#### Dataset entries ####

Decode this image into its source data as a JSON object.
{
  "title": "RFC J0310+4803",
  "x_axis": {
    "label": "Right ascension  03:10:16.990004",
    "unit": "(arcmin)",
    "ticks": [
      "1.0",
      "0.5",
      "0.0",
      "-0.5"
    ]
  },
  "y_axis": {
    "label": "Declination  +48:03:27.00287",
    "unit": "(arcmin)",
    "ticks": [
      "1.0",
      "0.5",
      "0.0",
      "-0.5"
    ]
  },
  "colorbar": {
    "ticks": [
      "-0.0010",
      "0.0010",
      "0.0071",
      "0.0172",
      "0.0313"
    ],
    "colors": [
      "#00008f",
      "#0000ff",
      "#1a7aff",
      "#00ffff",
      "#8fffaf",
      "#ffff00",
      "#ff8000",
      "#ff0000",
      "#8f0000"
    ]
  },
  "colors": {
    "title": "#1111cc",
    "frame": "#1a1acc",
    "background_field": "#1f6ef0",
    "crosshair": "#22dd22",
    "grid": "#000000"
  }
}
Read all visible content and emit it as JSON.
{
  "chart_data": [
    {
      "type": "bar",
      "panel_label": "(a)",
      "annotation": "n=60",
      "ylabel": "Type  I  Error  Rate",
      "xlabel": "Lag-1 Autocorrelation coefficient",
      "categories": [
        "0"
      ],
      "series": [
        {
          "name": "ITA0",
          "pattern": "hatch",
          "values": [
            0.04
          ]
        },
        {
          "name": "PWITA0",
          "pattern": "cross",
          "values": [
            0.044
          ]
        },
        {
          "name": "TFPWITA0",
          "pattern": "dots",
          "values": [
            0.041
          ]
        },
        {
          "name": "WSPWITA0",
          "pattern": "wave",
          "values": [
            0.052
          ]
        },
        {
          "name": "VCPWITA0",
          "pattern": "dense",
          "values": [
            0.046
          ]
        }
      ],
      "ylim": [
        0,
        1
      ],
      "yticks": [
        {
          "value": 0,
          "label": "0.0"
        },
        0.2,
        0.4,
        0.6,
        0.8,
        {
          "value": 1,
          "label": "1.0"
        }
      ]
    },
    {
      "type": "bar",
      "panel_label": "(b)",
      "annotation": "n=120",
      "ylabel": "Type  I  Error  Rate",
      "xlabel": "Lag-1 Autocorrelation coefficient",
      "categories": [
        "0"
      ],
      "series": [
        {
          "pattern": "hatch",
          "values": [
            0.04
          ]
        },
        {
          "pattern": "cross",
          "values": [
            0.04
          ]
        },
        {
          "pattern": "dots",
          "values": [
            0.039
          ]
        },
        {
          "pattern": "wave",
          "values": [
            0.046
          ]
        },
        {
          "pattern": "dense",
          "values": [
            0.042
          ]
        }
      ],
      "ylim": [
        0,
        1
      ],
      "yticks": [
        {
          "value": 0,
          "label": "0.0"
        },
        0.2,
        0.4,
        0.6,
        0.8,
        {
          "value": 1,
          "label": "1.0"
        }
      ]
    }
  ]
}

####

:: The exercise ::
Restate all of the entries exactly, please.

:: The answer ::
Decode this image into its source data as a JSON object.
{
  "title": "RFC J0310+4803",
  "x_axis": {
    "label": "Right ascension  03:10:16.990004",
    "unit": "(arcmin)",
    "ticks": [
      "1.0",
      "0.5",
      "0.0",
      "-0.5"
    ]
  },
  "y_axis": {
    "label": "Declination  +48:03:27.00287",
    "unit": "(arcmin)",
    "ticks": [
      "1.0",
      "0.5",
      "0.0",
      "-0.5"
    ]
  },
  "colorbar": {
    "ticks": [
      "-0.0010",
      "0.0010",
      "0.0071",
      "0.0172",
      "0.0313"
    ],
    "colors": [
      "#00008f",
      "#0000ff",
      "#1a7aff",
      "#00ffff",
      "#8fffaf",
      "#ffff00",
      "#ff8000",
      "#ff0000",
      "#8f0000"
    ]
  },
  "colors": {
    "title": "#1111cc",
    "frame": "#1a1acc",
    "background_field": "#1f6ef0",
    "crosshair": "#22dd22",
    "grid": "#000000"
  }
}
Read all visible content and emit it as JSON.
{
  "chart_data": [
    {
      "type": "bar",
      "panel_label": "(a)",
      "annotation": "n=60",
      "ylabel": "Type  I  Error  Rate",
      "xlabel": "Lag-1 Autocorrelation coefficient",
      "categories": [
        "0"
      ],
      "series": [
        {
          "name": "ITA0",
          "pattern": "hatch",
          "values": [
            0.04
          ]
        },
        {
          "name": "PWITA0",
          "pattern": "cross",
          "values": [
            0.044
          ]
        },
        {
          "name": "TFPWITA0",
          "pattern": "dots",
          "values": [
            0.041
          ]
        },
        {
          "name": "WSPWITA0",
          "pattern": "wave",
          "values": [
            0.052
          ]
        },
        {
          "name": "VCPWITA0",
          "pattern": "dense",
          "values": [
            0.046
          ]
        }
      ],
      "ylim": [
        0,
        1
      ],
      "yticks": [
        {
          "value": 0,
          "label": "0.0"
        },
        0.2,
        0.4,
        0.6,
        0.8,
        {
          "value": 1,
          "label": "1.0"
        }
      ]
    },
    {
      "type": "bar",
      "panel_label": "(b)",
      "annotation": "n=120",
      "ylabel": "Type  I  Error  Rate",
      "xlabel": "Lag-1 Autocorrelation coefficient",
      "categories": [
        "0"
      ],
      "series": [
        {
          "pattern": "hatch",
          "values": [
            0.04
          ]
        },
        {
          "pattern": "cross",
          "values": [
            0.04
          ]
        },
        {
          "pattern": "dots",
          "values": [
            0.039
          ]
        },
        {
          "pattern": "wave",
          "values": [
            0.046
          ]
        },
        {
          "pattern": "dense",
          "values": [
            0.042
          ]
        }
      ],
      "ylim": [
        0,
        1
      ],
      "yticks": [
        {
          "value": 0,
          "label": "0.0"
        },
        0.2,
        0.4,
        0.6,
        0.8,
        {
          "value": 1,
          "label": "1.0"
        }
      ]
    }
  ]
}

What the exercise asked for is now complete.